Problem details:
Every line below is to be quoted exactly, with nothing added or dropped.

··· Exercise inputs

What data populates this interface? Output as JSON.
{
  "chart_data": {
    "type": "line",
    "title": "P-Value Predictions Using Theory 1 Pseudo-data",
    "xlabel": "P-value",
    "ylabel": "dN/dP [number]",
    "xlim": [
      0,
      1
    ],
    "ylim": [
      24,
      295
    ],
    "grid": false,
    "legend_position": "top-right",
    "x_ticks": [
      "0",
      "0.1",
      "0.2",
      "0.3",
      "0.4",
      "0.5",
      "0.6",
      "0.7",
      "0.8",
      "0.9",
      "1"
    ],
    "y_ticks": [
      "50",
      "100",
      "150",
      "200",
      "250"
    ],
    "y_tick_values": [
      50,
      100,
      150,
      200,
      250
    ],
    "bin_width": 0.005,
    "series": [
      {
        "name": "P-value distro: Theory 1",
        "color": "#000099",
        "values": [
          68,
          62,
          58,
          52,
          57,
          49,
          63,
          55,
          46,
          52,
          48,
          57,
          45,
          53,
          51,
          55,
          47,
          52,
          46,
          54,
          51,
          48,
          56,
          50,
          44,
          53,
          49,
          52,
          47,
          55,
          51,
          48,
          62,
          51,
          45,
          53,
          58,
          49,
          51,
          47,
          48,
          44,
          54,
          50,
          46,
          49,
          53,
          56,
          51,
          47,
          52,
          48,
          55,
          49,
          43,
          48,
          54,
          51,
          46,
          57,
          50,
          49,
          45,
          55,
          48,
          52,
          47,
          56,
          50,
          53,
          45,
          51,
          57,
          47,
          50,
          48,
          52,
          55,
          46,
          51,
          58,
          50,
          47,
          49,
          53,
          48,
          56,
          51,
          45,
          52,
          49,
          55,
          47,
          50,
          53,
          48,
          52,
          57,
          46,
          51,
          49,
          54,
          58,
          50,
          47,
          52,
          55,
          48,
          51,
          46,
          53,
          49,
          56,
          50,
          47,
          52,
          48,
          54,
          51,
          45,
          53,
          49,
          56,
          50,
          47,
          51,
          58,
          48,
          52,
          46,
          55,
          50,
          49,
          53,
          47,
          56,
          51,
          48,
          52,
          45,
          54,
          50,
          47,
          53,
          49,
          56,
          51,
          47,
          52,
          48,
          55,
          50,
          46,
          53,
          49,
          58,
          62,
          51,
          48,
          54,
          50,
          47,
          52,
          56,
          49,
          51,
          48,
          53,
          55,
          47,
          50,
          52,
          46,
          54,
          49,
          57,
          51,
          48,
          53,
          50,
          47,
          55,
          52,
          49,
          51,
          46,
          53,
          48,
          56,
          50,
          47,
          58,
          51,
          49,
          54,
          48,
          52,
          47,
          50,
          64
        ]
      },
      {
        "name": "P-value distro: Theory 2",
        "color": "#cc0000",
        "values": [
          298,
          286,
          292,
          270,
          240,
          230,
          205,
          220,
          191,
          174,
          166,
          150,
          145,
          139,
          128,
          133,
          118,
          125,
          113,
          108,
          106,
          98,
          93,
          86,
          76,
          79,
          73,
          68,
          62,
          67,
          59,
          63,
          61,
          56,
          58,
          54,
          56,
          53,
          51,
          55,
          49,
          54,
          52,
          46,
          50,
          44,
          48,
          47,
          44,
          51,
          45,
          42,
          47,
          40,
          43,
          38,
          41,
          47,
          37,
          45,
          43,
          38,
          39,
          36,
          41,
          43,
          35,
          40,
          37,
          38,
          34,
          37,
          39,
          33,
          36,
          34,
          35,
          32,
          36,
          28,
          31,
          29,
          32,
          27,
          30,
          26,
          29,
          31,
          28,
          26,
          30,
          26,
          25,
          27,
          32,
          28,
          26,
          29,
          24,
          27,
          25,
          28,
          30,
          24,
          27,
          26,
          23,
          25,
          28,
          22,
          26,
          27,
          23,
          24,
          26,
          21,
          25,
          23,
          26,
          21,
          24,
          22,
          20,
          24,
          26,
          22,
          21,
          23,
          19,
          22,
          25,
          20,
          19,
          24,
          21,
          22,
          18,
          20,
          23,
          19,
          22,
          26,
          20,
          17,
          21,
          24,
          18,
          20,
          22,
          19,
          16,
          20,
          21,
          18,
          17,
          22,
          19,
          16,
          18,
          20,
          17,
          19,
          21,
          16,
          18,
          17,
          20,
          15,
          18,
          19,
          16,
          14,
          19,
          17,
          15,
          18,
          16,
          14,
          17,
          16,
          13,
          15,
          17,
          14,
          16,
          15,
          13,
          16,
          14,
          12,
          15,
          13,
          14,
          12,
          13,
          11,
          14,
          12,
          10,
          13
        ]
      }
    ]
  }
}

······

Answer to this task:
What data populates this interface? Output as JSON.
{
  "chart_data": {
    "type": "line",
    "title": "P-Value Predictions Using Theory 1 Pseudo-data",
    "xlabel": "P-value",
    "ylabel": "dN/dP [number]",
    "xlim": [
      0,
      1
    ],
    "ylim": [
      24,
      295
    ],
    "grid": false,
    "legend_position": "top-right",
    "x_ticks": [
      "0",
      "0.1",
      "0.2",
      "0.3",
      "0.4",
      "0.5",
      "0.6",
      "0.7",
      "0.8",
      "0.9",
      "1"
    ],
    "y_ticks": [
      "50",
      "100",
      "150",
      "200",
      "250"
    ],
    "y_tick_values": [
      50,
      100,
      150,
      200,
      250
    ],
    "bin_width": 0.005,
    "series": [
      {
        "name": "P-value distro: Theory 1",
        "color": "#000099",
        "values": [
          68,
          62,
          58,
          52,
          57,
          49,
          63,
          55,
          46,
          52,
          48,
          57,
          45,
          53,
          51,
          55,
          47,
          52,
          46,
          54,
          51,
          48,
          56,
          50,
          44,
          53,
          49,
          52,
          47,
          55,
          51,
          48,
          62,
          51,
          45,
          53,
          58,
          49,
          51,
          47,
          48,
          44,
          54,
          50,
          46,
          49,
          53,
          56,
          51,
          47,
          52,
          48,
          55,
          49,
          43,
          48,
          54,
          51,
          46,
          57,
          50,
          49,
          45,
          55,
          48,
          52,
          47,
          56,
          50,
          53,
          45,
          51,
          57,
          47,
          50,
          48,
          52,
          55,
          46,
          51,
          58,
          50,
          47,
          49,
          53,
          48,
          56,
          51,
          45,
          52,
          49,
          55,
          47,
          50,
          53,
          48,
          52,
          57,
          46,
          51,
          49,
          54,
          58,
          50,
          47,
          52,
          55,
          48,
          51,
          46,
          53,
          49,
          56,
          50,
          47,
          52,
          48,
          54,
          51,
          45,
          53,
          49,
          56,
          50,
          47,
          51,
          58,
          48,
          52,
          46,
          55,
          50,
          49,
          53,
          47,
          56,
          51,
          48,
          52,
          45,
          54,
          50,
          47,
          53,
          49,
          56,
          51,
          47,
          52,
          48,
          55,
          50,
          46,
          53,
          49,
          58,
          62,
          51,
          48,
          54,
          50,
          47,
          52,
          56,
          49,
          51,
          48,
          53,
          55,
          47,
          50,
          52,
          46,
          54,
          49,
          57,
          51,
          48,
          53,
          50,
          47,
          55,
          52,
          49,
          51,
          46,
          53,
          48,
          56,
          50,
          47,
          58,
          51,
          49,
          54,
          48,
          52,
          47,
          50,
          64
        ]
      },
      {
        "name": "P-value distro: Theory 2",
        "color": "#cc0000",
        "values": [
          298,
          286,
          292,
          270,
          240,
          230,
          205,
          220,
          191,
          174,
          166,
          150,
          145,
          139,
          128,
          133,
          118,
          125,
          113,
          108,
          106,
          98,
          93,
          86,
          76,
          79,
          73,
          68,
          62,
          67,
          59,
          63,
          61,
          56,
          58,
          54,
          56,
          53,
          51,
          55,
          49,
          54,
          52,
          46,
          50,
          44,
          48,
          47,
          44,
          51,
          45,
          42,
          47,
          40,
          43,
          38,
          41,
          47,
          37,
          45,
          43,
          38,
          39,
          36,
          41,
          43,
          35,
          40,
          37,
          38,
          34,
          37,
          39,
          33,
          36,
          34,
          35,
          32,
          36,
          28,
          31,
          29,
          32,
          27,
          30,
          26,
          29,
          31,
          28,
          26,
          30,
          26,
          25,
          27,
          32,
          28,
          26,
          29,
          24,
          27,
          25,
          28,
          30,
          24,
          27,
          26,
          23,
          25,
          28,
          22,
          26,
          27,
          23,
          24,
          26,
          21,
          25,
          23,
          26,
          21,
          24,
          22,
          20,
          24,
          26,
          22,
          21,
          23,
          19,
          22,
          25,
          20,
          19,
          24,
          21,
          22,
          18,
          20,
          23,
          19,
          22,
          26,
          20,
          17,
          21,
          24,
          18,
          20,
          22,
          19,
          16,
          20,
          21,
          18,
          17,
          22,
          19,
          16,
          18,
          20,
          17,
          19,
          21,
          16,
          18,
          17,
          20,
          15,
          18,
          19,
          16,
          14,
          19,
          17,
          15,
          18,
          16,
          14,
          17,
          16,
          13,
          15,
          17,
          14,
          16,
          15,
          13,
          16,
          14,
          12,
          15,
          13,
          14,
          12,
          13,
          11,
          14,
          12,
          10,
          13
        ]
      }
    ]
  }
}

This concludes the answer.